| WHAT YOU ARE ASKED TO DO |
Quote the records that follow in full and exactly; leave out the pictures.
─── GIVEN RECORDS ───
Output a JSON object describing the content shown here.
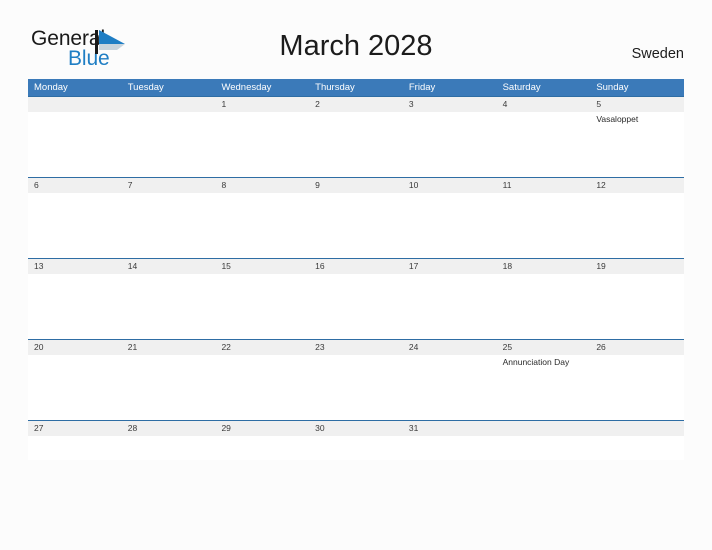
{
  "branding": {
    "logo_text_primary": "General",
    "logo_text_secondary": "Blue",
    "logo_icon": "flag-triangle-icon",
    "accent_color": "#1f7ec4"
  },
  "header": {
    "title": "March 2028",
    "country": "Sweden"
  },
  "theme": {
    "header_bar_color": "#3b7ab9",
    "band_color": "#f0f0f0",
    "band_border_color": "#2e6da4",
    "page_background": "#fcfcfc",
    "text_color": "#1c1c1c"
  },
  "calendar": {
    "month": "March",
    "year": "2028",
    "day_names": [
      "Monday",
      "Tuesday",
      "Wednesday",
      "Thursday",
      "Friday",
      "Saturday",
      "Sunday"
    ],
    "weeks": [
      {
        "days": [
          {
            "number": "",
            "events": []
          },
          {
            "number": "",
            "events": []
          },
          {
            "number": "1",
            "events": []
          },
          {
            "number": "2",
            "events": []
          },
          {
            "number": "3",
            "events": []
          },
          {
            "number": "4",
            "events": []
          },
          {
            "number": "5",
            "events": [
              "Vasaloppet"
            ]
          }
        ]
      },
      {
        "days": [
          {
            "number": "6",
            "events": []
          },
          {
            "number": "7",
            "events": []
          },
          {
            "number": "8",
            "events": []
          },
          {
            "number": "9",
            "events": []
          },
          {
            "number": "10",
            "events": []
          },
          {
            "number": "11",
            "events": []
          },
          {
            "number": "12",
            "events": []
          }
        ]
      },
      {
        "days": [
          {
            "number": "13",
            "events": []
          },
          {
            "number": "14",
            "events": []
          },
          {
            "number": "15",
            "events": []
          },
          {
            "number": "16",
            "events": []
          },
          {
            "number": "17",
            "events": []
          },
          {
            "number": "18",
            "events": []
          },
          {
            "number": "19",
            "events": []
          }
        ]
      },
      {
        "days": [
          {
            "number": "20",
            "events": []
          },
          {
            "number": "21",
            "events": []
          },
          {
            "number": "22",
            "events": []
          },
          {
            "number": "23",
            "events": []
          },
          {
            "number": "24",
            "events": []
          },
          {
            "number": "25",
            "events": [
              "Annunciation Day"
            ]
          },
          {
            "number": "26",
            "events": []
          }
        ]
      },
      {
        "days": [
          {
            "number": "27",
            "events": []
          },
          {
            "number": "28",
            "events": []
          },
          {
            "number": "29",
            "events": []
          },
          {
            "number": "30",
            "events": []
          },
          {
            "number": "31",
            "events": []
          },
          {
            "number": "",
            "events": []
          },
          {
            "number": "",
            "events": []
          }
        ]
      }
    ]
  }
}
───
| EXPECTED ANSWER |
Output a JSON object describing the content shown here.
{
  "branding": {
    "logo_text_primary": "General",
    "logo_text_secondary": "Blue",
    "logo_icon": "flag-triangle-icon",
    "accent_color": "#1f7ec4"
  },
  "header": {
    "title": "March 2028",
    "country": "Sweden"
  },
  "theme": {
    "header_bar_color": "#3b7ab9",
    "band_color": "#f0f0f0",
    "band_border_color": "#2e6da4",
    "page_background": "#fcfcfc",
    "text_color": "#1c1c1c"
  },
  "calendar": {
    "month": "March",
    "year": "2028",
    "day_names": [
      "Monday",
      "Tuesday",
      "Wednesday",
      "Thursday",
      "Friday",
      "Saturday",
      "Sunday"
    ],
    "weeks": [
      {
        "days": [
          {
            "number": "",
            "events": []
          },
          {
            "number": "",
            "events": []
          },
          {
            "number": "1",
            "events": []
          },
          {
            "number": "2",
            "events": []
          },
          {
            "number": "3",
            "events": []
          },
          {
            "number": "4",
            "events": []
          },
          {
            "number": "5",
            "events": [
              "Vasaloppet"
            ]
          }
        ]
      },
      {
        "days": [
          {
            "number": "6",
            "events": []
          },
          {
            "number": "7",
            "events": []
          },
          {
            "number": "8",
            "events": []
          },
          {
            "number": "9",
            "events": []
          },
          {
            "number": "10",
            "events": []
          },
          {
            "number": "11",
            "events": []
          },
          {
            "number": "12",
            "events": []
          }
        ]
      },
      {
        "days": [
          {
            "number": "13",
            "events": []
          },
          {
            "number": "14",
            "events": []
          },
          {
            "number": "15",
            "events": []
          },
          {
            "number": "16",
            "events": []
          },
          {
            "number": "17",
            "events": []
          },
          {
            "number": "18",
            "events": []
          },
          {
            "number": "19",
            "events": []
          }
        ]
      },
      {
        "days": [
          {
            "number": "20",
            "events": []
          },
          {
            "number": "21",
            "events": []
          },
          {
            "number": "22",
            "events": []
          },
          {
            "number": "23",
            "events": []
          },
          {
            "number": "24",
            "events": []
          },
          {
            "number": "25",
            "events": [
              "Annunciation Day"
            ]
          },
          {
            "number": "26",
            "events": []
          }
        ]
      },
      {
        "days": [
          {
            "number": "27",
            "events": []
          },
          {
            "number": "28",
            "events": []
          },
          {
            "number": "29",
            "events": []
          },
          {
            "number": "30",
            "events": []
          },
          {
            "number": "31",
            "events": []
          },
          {
            "number": "",
            "events": []
          },
          {
            "number": "",
            "events": []
          }
        ]
      }
    ]
  }
}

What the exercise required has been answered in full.